Data entries:
=-=-=-=-=

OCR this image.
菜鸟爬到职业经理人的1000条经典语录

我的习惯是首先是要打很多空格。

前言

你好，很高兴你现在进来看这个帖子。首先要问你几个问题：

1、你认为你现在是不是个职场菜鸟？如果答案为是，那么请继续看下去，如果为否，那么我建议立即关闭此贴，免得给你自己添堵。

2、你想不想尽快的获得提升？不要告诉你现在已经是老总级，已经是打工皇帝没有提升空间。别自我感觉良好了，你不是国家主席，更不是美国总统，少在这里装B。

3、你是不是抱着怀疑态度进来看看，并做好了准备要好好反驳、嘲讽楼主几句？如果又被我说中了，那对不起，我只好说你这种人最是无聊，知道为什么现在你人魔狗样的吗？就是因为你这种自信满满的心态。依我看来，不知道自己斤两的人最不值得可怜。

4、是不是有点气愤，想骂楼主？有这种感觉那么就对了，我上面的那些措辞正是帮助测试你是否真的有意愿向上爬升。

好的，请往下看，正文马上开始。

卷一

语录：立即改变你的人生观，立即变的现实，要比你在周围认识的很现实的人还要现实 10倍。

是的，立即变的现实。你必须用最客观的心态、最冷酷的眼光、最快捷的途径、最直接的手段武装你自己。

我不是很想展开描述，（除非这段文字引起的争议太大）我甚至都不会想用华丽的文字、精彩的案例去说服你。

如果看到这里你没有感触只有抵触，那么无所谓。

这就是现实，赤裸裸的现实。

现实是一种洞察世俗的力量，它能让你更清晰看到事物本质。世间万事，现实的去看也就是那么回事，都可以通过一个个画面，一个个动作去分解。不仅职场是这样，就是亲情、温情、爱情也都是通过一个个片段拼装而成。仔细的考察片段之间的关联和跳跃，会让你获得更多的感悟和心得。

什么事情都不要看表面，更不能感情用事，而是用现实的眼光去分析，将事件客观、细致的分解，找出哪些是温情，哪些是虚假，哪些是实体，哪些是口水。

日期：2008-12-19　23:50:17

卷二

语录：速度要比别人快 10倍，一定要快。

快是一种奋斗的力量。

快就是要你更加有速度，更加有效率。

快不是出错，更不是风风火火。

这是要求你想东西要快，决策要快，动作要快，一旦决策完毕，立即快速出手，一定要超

=-=-=-=-=

Problem statement: Using the records above, copy each line that contains "立即变的现实".

Complete response:
语录：立即改变你的人生观，立即变的现实，要比你在周围认识的很现实的人还要现实 10倍。
是的，立即变的现实。你必须用最客观的心态、最冷酷的眼光、最快捷的途径、最直接的手段武装你自己。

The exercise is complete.